Data records
[Start]
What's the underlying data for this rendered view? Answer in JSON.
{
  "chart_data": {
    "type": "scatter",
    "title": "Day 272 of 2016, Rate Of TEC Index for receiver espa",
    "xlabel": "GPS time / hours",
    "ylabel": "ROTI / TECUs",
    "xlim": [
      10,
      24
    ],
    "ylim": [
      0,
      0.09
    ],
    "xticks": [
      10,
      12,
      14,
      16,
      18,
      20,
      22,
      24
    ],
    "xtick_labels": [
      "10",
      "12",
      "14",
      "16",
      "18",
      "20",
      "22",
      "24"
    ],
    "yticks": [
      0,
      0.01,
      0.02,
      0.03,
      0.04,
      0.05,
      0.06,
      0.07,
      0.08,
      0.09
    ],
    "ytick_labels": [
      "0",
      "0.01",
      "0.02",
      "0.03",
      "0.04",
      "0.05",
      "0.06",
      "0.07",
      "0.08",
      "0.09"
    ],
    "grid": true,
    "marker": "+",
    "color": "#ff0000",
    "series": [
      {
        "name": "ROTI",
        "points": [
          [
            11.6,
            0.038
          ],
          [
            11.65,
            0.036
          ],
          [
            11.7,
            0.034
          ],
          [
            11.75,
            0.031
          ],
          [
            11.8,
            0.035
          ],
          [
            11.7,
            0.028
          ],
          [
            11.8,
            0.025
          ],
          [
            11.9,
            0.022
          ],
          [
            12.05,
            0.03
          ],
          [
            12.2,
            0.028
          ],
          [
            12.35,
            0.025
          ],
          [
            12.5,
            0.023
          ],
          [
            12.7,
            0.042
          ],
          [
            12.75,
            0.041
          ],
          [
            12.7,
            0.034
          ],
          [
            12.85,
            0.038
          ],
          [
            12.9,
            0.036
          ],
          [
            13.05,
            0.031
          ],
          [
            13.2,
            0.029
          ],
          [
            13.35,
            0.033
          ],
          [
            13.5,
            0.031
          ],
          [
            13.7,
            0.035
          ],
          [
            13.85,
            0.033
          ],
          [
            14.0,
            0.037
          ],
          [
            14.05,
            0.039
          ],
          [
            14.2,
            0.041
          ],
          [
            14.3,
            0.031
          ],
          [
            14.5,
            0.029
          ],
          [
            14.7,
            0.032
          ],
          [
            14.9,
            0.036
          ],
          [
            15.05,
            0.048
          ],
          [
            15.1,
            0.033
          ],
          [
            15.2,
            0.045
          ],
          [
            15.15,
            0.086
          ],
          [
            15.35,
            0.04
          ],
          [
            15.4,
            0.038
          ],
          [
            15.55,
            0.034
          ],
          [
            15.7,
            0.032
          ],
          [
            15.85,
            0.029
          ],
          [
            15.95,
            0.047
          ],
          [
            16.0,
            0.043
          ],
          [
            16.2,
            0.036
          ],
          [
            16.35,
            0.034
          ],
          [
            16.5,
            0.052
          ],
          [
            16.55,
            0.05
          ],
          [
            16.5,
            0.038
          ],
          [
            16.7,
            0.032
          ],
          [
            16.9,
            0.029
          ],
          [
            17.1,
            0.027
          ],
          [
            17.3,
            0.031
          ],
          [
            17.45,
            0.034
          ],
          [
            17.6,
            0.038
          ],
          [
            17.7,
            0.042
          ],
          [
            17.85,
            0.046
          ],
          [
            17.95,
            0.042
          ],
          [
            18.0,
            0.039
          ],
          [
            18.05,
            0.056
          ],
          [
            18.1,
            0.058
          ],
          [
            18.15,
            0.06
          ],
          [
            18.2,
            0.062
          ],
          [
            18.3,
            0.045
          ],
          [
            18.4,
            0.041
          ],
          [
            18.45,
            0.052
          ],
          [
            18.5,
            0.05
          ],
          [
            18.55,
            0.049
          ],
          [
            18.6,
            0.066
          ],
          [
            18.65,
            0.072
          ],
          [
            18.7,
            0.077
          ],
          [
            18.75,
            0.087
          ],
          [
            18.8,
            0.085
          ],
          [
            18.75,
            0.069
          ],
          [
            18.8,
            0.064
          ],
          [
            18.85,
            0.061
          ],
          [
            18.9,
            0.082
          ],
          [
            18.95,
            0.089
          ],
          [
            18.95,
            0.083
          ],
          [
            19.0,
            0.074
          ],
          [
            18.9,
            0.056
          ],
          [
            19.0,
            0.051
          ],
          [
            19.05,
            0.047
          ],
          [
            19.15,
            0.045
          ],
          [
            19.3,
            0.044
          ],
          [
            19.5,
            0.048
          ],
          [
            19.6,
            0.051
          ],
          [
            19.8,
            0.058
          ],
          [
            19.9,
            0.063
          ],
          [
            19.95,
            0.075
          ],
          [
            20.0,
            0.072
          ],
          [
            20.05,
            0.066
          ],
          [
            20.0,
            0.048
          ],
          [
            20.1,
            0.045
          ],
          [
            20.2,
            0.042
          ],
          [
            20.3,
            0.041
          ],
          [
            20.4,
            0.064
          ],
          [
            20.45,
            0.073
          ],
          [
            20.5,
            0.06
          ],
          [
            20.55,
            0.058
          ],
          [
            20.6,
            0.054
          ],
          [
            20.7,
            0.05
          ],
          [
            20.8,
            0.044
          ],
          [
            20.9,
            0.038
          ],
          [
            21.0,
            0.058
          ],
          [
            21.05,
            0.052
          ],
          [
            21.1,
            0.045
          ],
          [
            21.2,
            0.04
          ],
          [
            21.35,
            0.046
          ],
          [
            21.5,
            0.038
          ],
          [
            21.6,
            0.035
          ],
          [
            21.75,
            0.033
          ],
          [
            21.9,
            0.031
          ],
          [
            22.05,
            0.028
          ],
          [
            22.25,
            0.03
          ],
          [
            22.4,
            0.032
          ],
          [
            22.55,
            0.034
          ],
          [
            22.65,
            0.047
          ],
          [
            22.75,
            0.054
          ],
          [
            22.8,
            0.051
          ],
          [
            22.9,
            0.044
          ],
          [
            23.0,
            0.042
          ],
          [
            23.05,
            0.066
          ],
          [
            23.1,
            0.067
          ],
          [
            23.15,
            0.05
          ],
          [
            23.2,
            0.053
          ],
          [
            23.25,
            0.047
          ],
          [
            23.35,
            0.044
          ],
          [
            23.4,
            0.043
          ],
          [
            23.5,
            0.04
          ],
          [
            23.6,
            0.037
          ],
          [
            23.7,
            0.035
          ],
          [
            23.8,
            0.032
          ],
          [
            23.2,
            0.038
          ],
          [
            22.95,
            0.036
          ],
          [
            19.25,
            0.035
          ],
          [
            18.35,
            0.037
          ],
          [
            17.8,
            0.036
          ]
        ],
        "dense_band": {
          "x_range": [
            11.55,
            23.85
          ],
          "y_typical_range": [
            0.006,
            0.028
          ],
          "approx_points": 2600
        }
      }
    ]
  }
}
[End]
Make an exact copy of the data above.

--- The response ---
What's the underlying data for this rendered view? Answer in JSON.
{
  "chart_data": {
    "type": "scatter",
    "title": "Day 272 of 2016, Rate Of TEC Index for receiver espa",
    "xlabel": "GPS time / hours",
    "ylabel": "ROTI / TECUs",
    "xlim": [
      10,
      24
    ],
    "ylim": [
      0,
      0.09
    ],
    "xticks": [
      10,
      12,
      14,
      16,
      18,
      20,
      22,
      24
    ],
    "xtick_labels": [
      "10",
      "12",
      "14",
      "16",
      "18",
      "20",
      "22",
      "24"
    ],
    "yticks": [
      0,
      0.01,
      0.02,
      0.03,
      0.04,
      0.05,
      0.06,
      0.07,
      0.08,
      0.09
    ],
    "ytick_labels": [
      "0",
      "0.01",
      "0.02",
      "0.03",
      "0.04",
      "0.05",
      "0.06",
      "0.07",
      "0.08",
      "0.09"
    ],
    "grid": true,
    "marker": "+",
    "color": "#ff0000",
    "series": [
      {
        "name": "ROTI",
        "points": [
          [
            11.6,
            0.038
          ],
          [
            11.65,
            0.036
          ],
          [
            11.7,
            0.034
          ],
          [
            11.75,
            0.031
          ],
          [
            11.8,
            0.035
          ],
          [
            11.7,
            0.028
          ],
          [
            11.8,
            0.025
          ],
          [
            11.9,
            0.022
          ],
          [
            12.05,
            0.03
          ],
          [
            12.2,
            0.028
          ],
          [
            12.35,
            0.025
          ],
          [
            12.5,
            0.023
          ],
          [
            12.7,
            0.042
          ],
          [
            12.75,
            0.041
          ],
          [
            12.7,
            0.034
          ],
          [
            12.85,
            0.038
          ],
          [
            12.9,
            0.036
          ],
          [
            13.05,
            0.031
          ],
          [
            13.2,
            0.029
          ],
          [
            13.35,
            0.033
          ],
          [
            13.5,
            0.031
          ],
          [
            13.7,
            0.035
          ],
          [
            13.85,
            0.033
          ],
          [
            14.0,
            0.037
          ],
          [
            14.05,
            0.039
          ],
          [
            14.2,
            0.041
          ],
          [
            14.3,
            0.031
          ],
          [
            14.5,
            0.029
          ],
          [
            14.7,
            0.032
          ],
          [
            14.9,
            0.036
          ],
          [
            15.05,
            0.048
          ],
          [
            15.1,
            0.033
          ],
          [
            15.2,
            0.045
          ],
          [
            15.15,
            0.086
          ],
          [
            15.35,
            0.04
          ],
          [
            15.4,
            0.038
          ],
          [
            15.55,
            0.034
          ],
          [
            15.7,
            0.032
          ],
          [
            15.85,
            0.029
          ],
          [
            15.95,
            0.047
          ],
          [
            16.0,
            0.043
          ],
          [
            16.2,
            0.036
          ],
          [
            16.35,
            0.034
          ],
          [
            16.5,
            0.052
          ],
          [
            16.55,
            0.05
          ],
          [
            16.5,
            0.038
          ],
          [
            16.7,
            0.032
          ],
          [
            16.9,
            0.029
          ],
          [
            17.1,
            0.027
          ],
          [
            17.3,
            0.031
          ],
          [
            17.45,
            0.034
          ],
          [
            17.6,
            0.038
          ],
          [
            17.7,
            0.042
          ],
          [
            17.85,
            0.046
          ],
          [
            17.95,
            0.042
          ],
          [
            18.0,
            0.039
          ],
          [
            18.05,
            0.056
          ],
          [
            18.1,
            0.058
          ],
          [
            18.15,
            0.06
          ],
          [
            18.2,
            0.062
          ],
          [
            18.3,
            0.045
          ],
          [
            18.4,
            0.041
          ],
          [
            18.45,
            0.052
          ],
          [
            18.5,
            0.05
          ],
          [
            18.55,
            0.049
          ],
          [
            18.6,
            0.066
          ],
          [
            18.65,
            0.072
          ],
          [
            18.7,
            0.077
          ],
          [
            18.75,
            0.087
          ],
          [
            18.8,
            0.085
          ],
          [
            18.75,
            0.069
          ],
          [
            18.8,
            0.064
          ],
          [
            18.85,
            0.061
          ],
          [
            18.9,
            0.082
          ],
          [
            18.95,
            0.089
          ],
          [
            18.95,
            0.083
          ],
          [
            19.0,
            0.074
          ],
          [
            18.9,
            0.056
          ],
          [
            19.0,
            0.051
          ],
          [
            19.05,
            0.047
          ],
          [
            19.15,
            0.045
          ],
          [
            19.3,
            0.044
          ],
          [
            19.5,
            0.048
          ],
          [
            19.6,
            0.051
          ],
          [
            19.8,
            0.058
          ],
          [
            19.9,
            0.063
          ],
          [
            19.95,
            0.075
          ],
          [
            20.0,
            0.072
          ],
          [
            20.05,
            0.066
          ],
          [
            20.0,
            0.048
          ],
          [
            20.1,
            0.045
          ],
          [
            20.2,
            0.042
          ],
          [
            20.3,
            0.041
          ],
          [
            20.4,
            0.064
          ],
          [
            20.45,
            0.073
          ],
          [
            20.5,
            0.06
          ],
          [
            20.55,
            0.058
          ],
          [
            20.6,
            0.054
          ],
          [
            20.7,
            0.05
          ],
          [
            20.8,
            0.044
          ],
          [
            20.9,
            0.038
          ],
          [
            21.0,
            0.058
          ],
          [
            21.05,
            0.052
          ],
          [
            21.1,
            0.045
          ],
          [
            21.2,
            0.04
          ],
          [
            21.35,
            0.046
          ],
          [
            21.5,
            0.038
          ],
          [
            21.6,
            0.035
          ],
          [
            21.75,
            0.033
          ],
          [
            21.9,
            0.031
          ],
          [
            22.05,
            0.028
          ],
          [
            22.25,
            0.03
          ],
          [
            22.4,
            0.032
          ],
          [
            22.55,
            0.034
          ],
          [
            22.65,
            0.047
          ],
          [
            22.75,
            0.054
          ],
          [
            22.8,
            0.051
          ],
          [
            22.9,
            0.044
          ],
          [
            23.0,
            0.042
          ],
          [
            23.05,
            0.066
          ],
          [
            23.1,
            0.067
          ],
          [
            23.15,
            0.05
          ],
          [
            23.2,
            0.053
          ],
          [
            23.25,
            0.047
          ],
          [
            23.35,
            0.044
          ],
          [
            23.4,
            0.043
          ],
          [
            23.5,
            0.04
          ],
          [
            23.6,
            0.037
          ],
          [
            23.7,
            0.035
          ],
          [
            23.8,
            0.032
          ],
          [
            23.2,
            0.038
          ],
          [
            22.95,
            0.036
          ],
          [
            19.25,
            0.035
          ],
          [
            18.35,
            0.037
          ],
          [
            17.8,
            0.036
          ]
        ],
        "dense_band": {
          "x_range": [
            11.55,
            23.85
          ],
          "y_typical_range": [
            0.006,
            0.028
          ],
          "approx_points": 2600
        }
      }
    ]
  }
}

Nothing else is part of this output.